+++ EXCERPTED DATA +++

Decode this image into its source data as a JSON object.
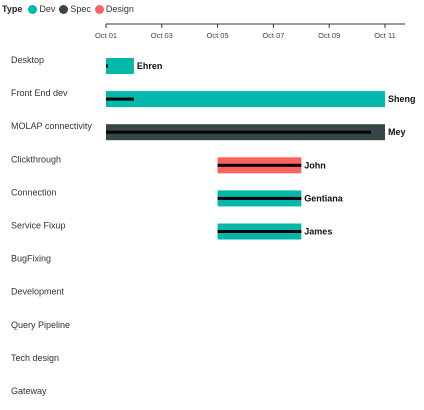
{
  "chart_data": {
    "type": "gantt",
    "legend": {
      "title": "Type",
      "placement": "top-left",
      "items": [
        {
          "name": "Dev",
          "color": "#01b8aa"
        },
        {
          "name": "Spec",
          "color": "#374649"
        },
        {
          "name": "Design",
          "color": "#fd625e"
        }
      ]
    },
    "x_ticks": [
      "Oct 01",
      "Oct 03",
      "Oct 05",
      "Oct 07",
      "Oct 09",
      "Oct 11"
    ],
    "x_range": [
      "Oct 01",
      "Oct 11"
    ],
    "tasks": [
      "Desktop",
      "Front End dev",
      "MOLAP connectivity",
      "Clickthrough",
      "Connection",
      "Service Fixup",
      "BugFixing",
      "Development",
      "Query Pipeline",
      "Tech design",
      "Gateway"
    ],
    "bars": [
      {
        "task": "Desktop",
        "start": "Oct 01",
        "end": "Oct 02",
        "type": "Dev",
        "resource": "Ehren",
        "progress": 0.05
      },
      {
        "task": "Front End dev",
        "start": "Oct 01",
        "end": "Oct 11",
        "type": "Dev",
        "resource": "Sheng",
        "progress": 0.1
      },
      {
        "task": "MOLAP connectivity",
        "start": "Oct 01",
        "end": "Oct 11",
        "type": "Spec",
        "resource": "Mey",
        "progress": 0.95
      },
      {
        "task": "Clickthrough",
        "start": "Oct 05",
        "end": "Oct 08",
        "type": "Design",
        "resource": "John",
        "progress": 1.0
      },
      {
        "task": "Connection",
        "start": "Oct 05",
        "end": "Oct 08",
        "type": "Dev",
        "resource": "Gentiana",
        "progress": 1.0
      },
      {
        "task": "Service Fixup",
        "start": "Oct 05",
        "end": "Oct 08",
        "type": "Dev",
        "resource": "James",
        "progress": 1.0
      }
    ],
    "grid": false
  }
}
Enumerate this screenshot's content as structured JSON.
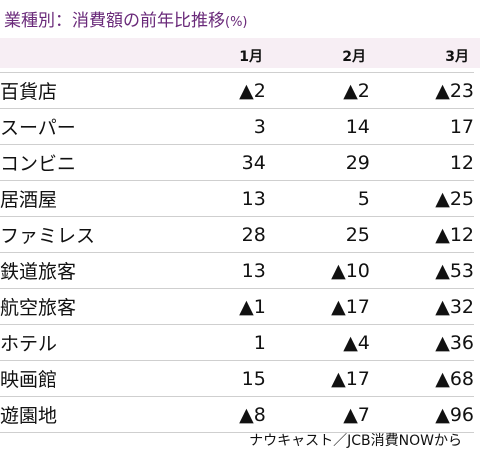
{
  "title": "業種別：消費額の前年比推移",
  "title_unit": "(%)",
  "columns": [
    "1月",
    "2月",
    "3月"
  ],
  "source": "ナウキャスト／JCB消費NOWから",
  "colors": {
    "title": "#6a2a7a",
    "header_band": "#f7eef4",
    "rule": "#cfcfcf"
  },
  "chart_data": {
    "type": "table",
    "title": "業種別：消費額の前年比推移",
    "unit": "%",
    "columns": [
      "1月",
      "2月",
      "3月"
    ],
    "rows": [
      {
        "label": "百貨店",
        "values": [
          -2,
          -2,
          -23
        ],
        "display": [
          "▲2",
          "▲2",
          "▲23"
        ]
      },
      {
        "label": "スーパー",
        "values": [
          3,
          14,
          17
        ],
        "display": [
          "3",
          "14",
          "17"
        ]
      },
      {
        "label": "コンビニ",
        "values": [
          34,
          29,
          12
        ],
        "display": [
          "34",
          "29",
          "12"
        ]
      },
      {
        "label": "居酒屋",
        "values": [
          13,
          5,
          -25
        ],
        "display": [
          "13",
          "5",
          "▲25"
        ]
      },
      {
        "label": "ファミレス",
        "values": [
          28,
          25,
          -12
        ],
        "display": [
          "28",
          "25",
          "▲12"
        ]
      },
      {
        "label": "鉄道旅客",
        "values": [
          13,
          -10,
          -53
        ],
        "display": [
          "13",
          "▲10",
          "▲53"
        ]
      },
      {
        "label": "航空旅客",
        "values": [
          -1,
          -17,
          -32
        ],
        "display": [
          "▲1",
          "▲17",
          "▲32"
        ]
      },
      {
        "label": "ホテル",
        "values": [
          1,
          -4,
          -36
        ],
        "display": [
          "1",
          "▲4",
          "▲36"
        ]
      },
      {
        "label": "映画館",
        "values": [
          15,
          -17,
          -68
        ],
        "display": [
          "15",
          "▲17",
          "▲68"
        ]
      },
      {
        "label": "遊園地",
        "values": [
          -8,
          -7,
          -96
        ],
        "display": [
          "▲8",
          "▲7",
          "▲96"
        ]
      }
    ]
  }
}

+++

Return to the listing above and set it down exactly, leaving out its pictures.

## FULL RESPONSE:
Decode this image into its source data as a JSON object.
{
  "chart_data": {
    "type": "gantt",
    "legend": {
      "title": "Type",
      "placement": "top-left",
      "items": [
        {
          "name": "Dev",
          "color": "#01b8aa"
        },
        {
          "name": "Spec",
          "color": "#374649"
        },
        {
          "name": "Design",
          "color": "#fd625e"
        }
      ]
    },
    "x_ticks": [
      "Oct 01",
      "Oct 03",
      "Oct 05",
      "Oct 07",
      "Oct 09",
      "Oct 11"
    ],
    "x_range": [
      "Oct 01",
      "Oct 11"
    ],
    "tasks": [
      "Desktop",
      "Front End dev",
      "MOLAP connectivity",
      "Clickthrough",
      "Connection",
      "Service Fixup",
      "BugFixing",
      "Development",
      "Query Pipeline",
      "Tech design",
      "Gateway"
    ],
    "bars": [
      {
        "task": "Desktop",
        "start": "Oct 01",
        "end": "Oct 02",
        "type": "Dev",
        "resource": "Ehren",
        "progress": 0.05
      },
      {
        "task": "Front End dev",
        "start": "Oct 01",
        "end": "Oct 11",
        "type": "Dev",
        "resource": "Sheng",
        "progress": 0.1
      },
      {
        "task": "MOLAP connectivity",
        "start": "Oct 01",
        "end": "Oct 11",
        "type": "Spec",
        "resource": "Mey",
        "progress": 0.95
      },
      {
        "task": "Clickthrough",
        "start": "Oct 05",
        "end": "Oct 08",
        "type": "Design",
        "resource": "John",
        "progress": 1.0
      },
      {
        "task": "Connection",
        "start": "Oct 05",
        "end": "Oct 08",
        "type": "Dev",
        "resource": "Gentiana",
        "progress": 1.0
      },
      {
        "task": "Service Fixup",
        "start": "Oct 05",
        "end": "Oct 08",
        "type": "Dev",
        "resource": "James",
        "progress": 1.0
      }
    ],
    "grid": false
  }
}
Enumerate this screenshot's content as structured JSON.
{
  "title": "業種別：消費額の前年比推移",
  "title_unit": "(%)",
  "columns": [
    "1月",
    "2月",
    "3月"
  ],
  "source": "ナウキャスト／JCB消費NOWから",
  "colors": {
    "title": "#6a2a7a",
    "header_band": "#f7eef4",
    "rule": "#cfcfcf"
  },
  "chart_data": {
    "type": "table",
    "title": "業種別：消費額の前年比推移",
    "unit": "%",
    "columns": [
      "1月",
      "2月",
      "3月"
    ],
    "rows": [
      {
        "label": "百貨店",
        "values": [
          -2,
          -2,
          -23
        ],
        "display": [
          "▲2",
          "▲2",
          "▲23"
        ]
      },
      {
        "label": "スーパー",
        "values": [
          3,
          14,
          17
        ],
        "display": [
          "3",
          "14",
          "17"
        ]
      },
      {
        "label": "コンビニ",
        "values": [
          34,
          29,
          12
        ],
        "display": [
          "34",
          "29",
          "12"
        ]
      },
      {
        "label": "居酒屋",
        "values": [
          13,
          5,
          -25
        ],
        "display": [
          "13",
          "5",
          "▲25"
        ]
      },
      {
        "label": "ファミレス",
        "values": [
          28,
          25,
          -12
        ],
        "display": [
          "28",
          "25",
          "▲12"
        ]
      },
      {
        "label": "鉄道旅客",
        "values": [
          13,
          -10,
          -53
        ],
        "display": [
          "13",
          "▲10",
          "▲53"
        ]
      },
      {
        "label": "航空旅客",
        "values": [
          -1,
          -17,
          -32
        ],
        "display": [
          "▲1",
          "▲17",
          "▲32"
        ]
      },
      {
        "label": "ホテル",
        "values": [
          1,
          -4,
          -36
        ],
        "display": [
          "1",
          "▲4",
          "▲36"
        ]
      },
      {
        "label": "映画館",
        "values": [
          15,
          -17,
          -68
        ],
        "display": [
          "15",
          "▲17",
          "▲68"
        ]
      },
      {
        "label": "遊園地",
        "values": [
          -8,
          -7,
          -96
        ],
        "display": [
          "▲8",
          "▲7",
          "▲96"
        ]
      }
    ]
  }
}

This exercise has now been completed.